PROBLEM STATEMENT> Which lines in the material below contain the word "فيـه"? Copy each of them.

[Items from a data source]
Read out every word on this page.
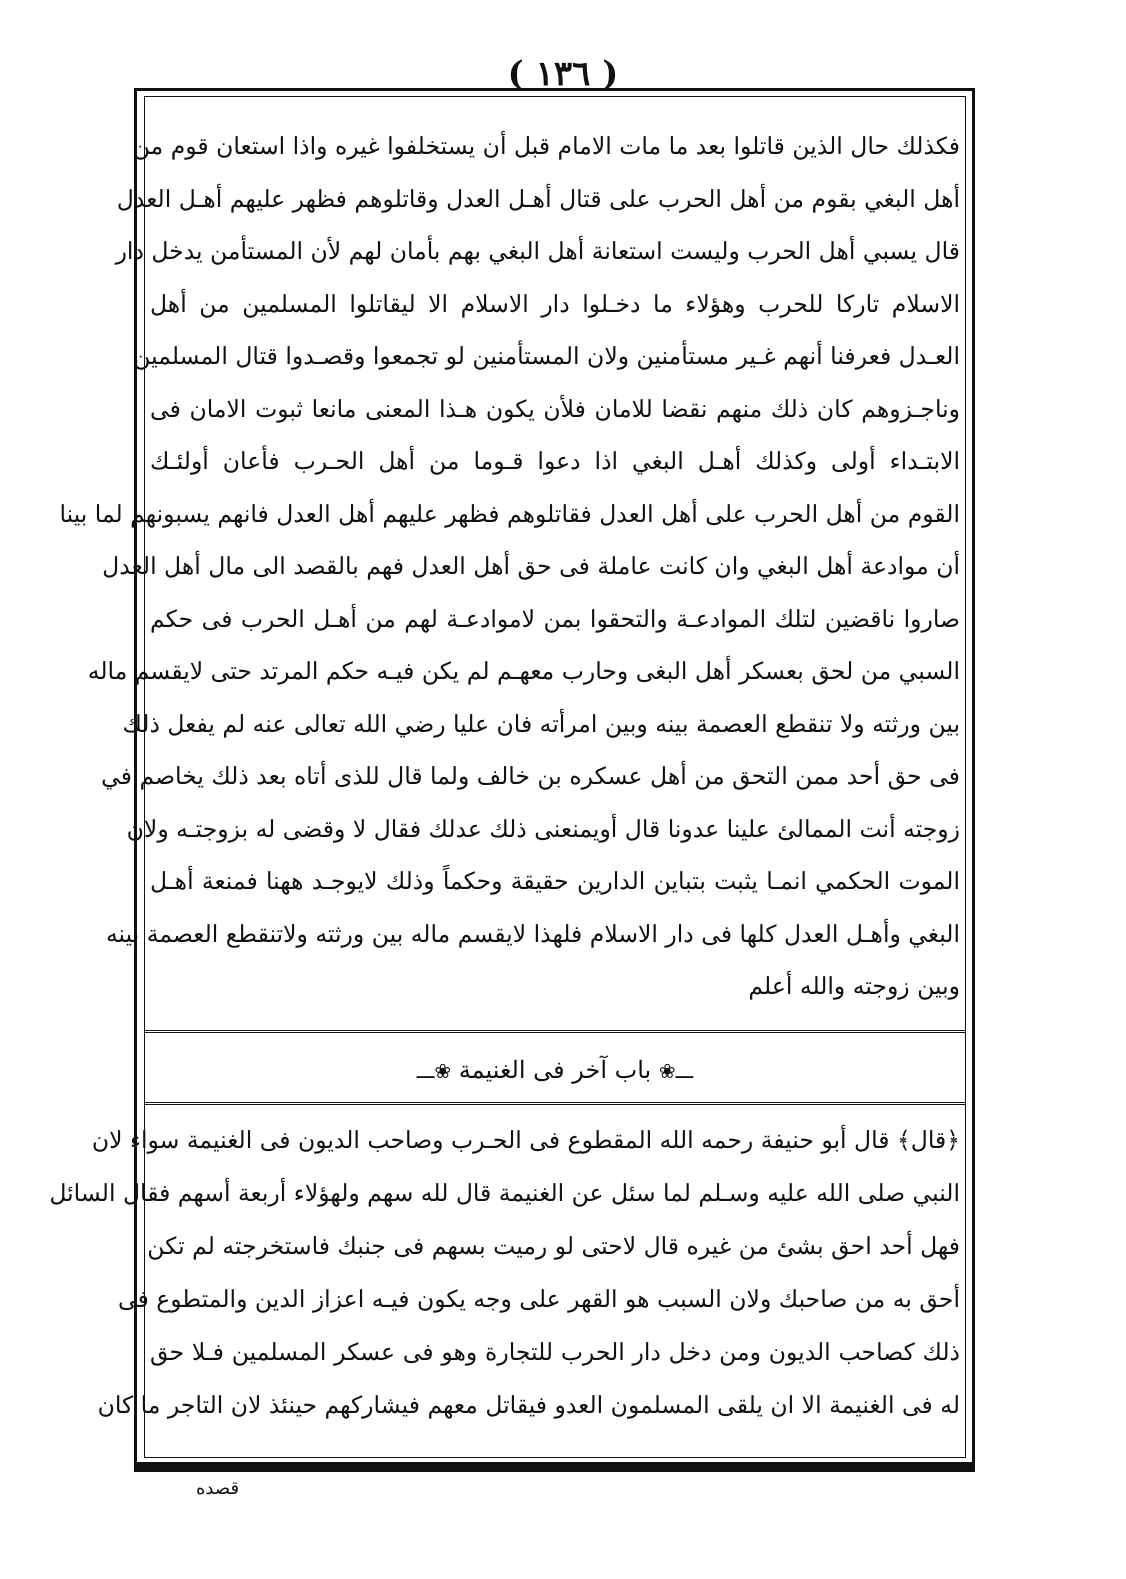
( ١٣٦ )
فكذلك حال الذين قاتلوا بعد ما مات الامام قبل أن يستخلفوا غيره واذا استعان قوم من
أهل البغي بقوم من أهل الحرب على قتال أهـل العدل وقاتلوهم فظهر عليهم أهـل العدل
قال يسبي أهل الحرب وليست استعانة أهل البغي بهم بأمان لهم لأن المستأمن يدخل دار
الاسلام تاركا للحرب وهؤلاء ما دخـلوا دار الاسلام الا ليقاتلوا المسلمين من أهل
العـدل فعرفنا أنهم غـير مستأمنين ولان المستأمنين لو تجمعوا وقصـدوا قتال المسلمين
وناجـزوهم كان ذلك منهم نقضا للامان فلأن يكون هـذا المعنى مانعا ثبوت الامان فى
الابتـداء أولى وكذلك أهـل البغي اذا دعوا قـوما من أهل الحـرب فأعان أولئـك
القوم من أهل الحرب على أهل العدل فقاتلوهم فظهر عليهم أهل العدل فانهم يسبونهم لما بينا
أن موادعة أهل البغي وان كانت عاملة فى حق أهل العدل فهم بالقصد الى مال أهل العدل
صاروا ناقضين لتلك الموادعـة والتحقوا بمن لاموادعـة لهم من أهـل الحرب فى حكم
السبي من لحق بعسكر أهل البغى وحارب معهـم لم يكن فيـه حكم المرتد حتى لايقسم ماله
بين ورثته ولا تنقطع العصمة بينه وبين امرأته فان عليا رضي الله تعالى عنه لم يفعل ذلك
فى حق أحد ممن التحق من أهل عسكره بن خالف ولما قال للذى أتاه بعد ذلك يخاصم في
زوجته أنت الممالئ علينا عدونا قال أويمنعنى ذلك عدلك فقال لا وقضى له بزوجتـه ولان
الموت الحكمي انمـا يثبت بتباين الدارين حقيقة وحكماً وذلك لايوجـد ههنا فمنعة أهـل
البغي وأهـل العدل كلها فى دار الاسلام فلهذا لايقسم ماله بين ورثته ولاتنقطع العصمة بينه
وبين زوجته والله أعلم
ـــ❀ باب آخر فى الغنيمة ❀ـــ
﴿قال﴾ قال أبو حنيفة رحمه الله المقطوع فى الحـرب وصاحب الديون فى الغنيمة سواء لان
النبي صلى الله عليه وسـلم لما سئل عن الغنيمة قال لله سهم ولهؤلاء أربعة أسهم فقال السائل
فهل أحد احق بشئ من غيره قال لاحتى لو رميت بسهم فى جنبك فاستخرجته لم تكن
أحق به من صاحبك ولان السبب هو القهر على وجه يكون فيـه اعزاز الدين والمتطوع فى
ذلك كصاحب الديون ومن دخل دار الحرب للتجارة وهو فى عسكر المسلمين فـلا حق
له فى الغنيمة الا ان يلقى المسلمون العدو فيقاتل معهم فيشاركهم حينئذ لان التاجر ما كان
قصده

ANSWER TO THE PROBLEM>
السبي من لحق بعسكر أهل البغى وحارب معهـم لم يكن فيـه حكم المرتد حتى لايقسم ماله
أحق به من صاحبك ولان السبب هو القهر على وجه يكون فيـه اعزاز الدين والمتطوع فى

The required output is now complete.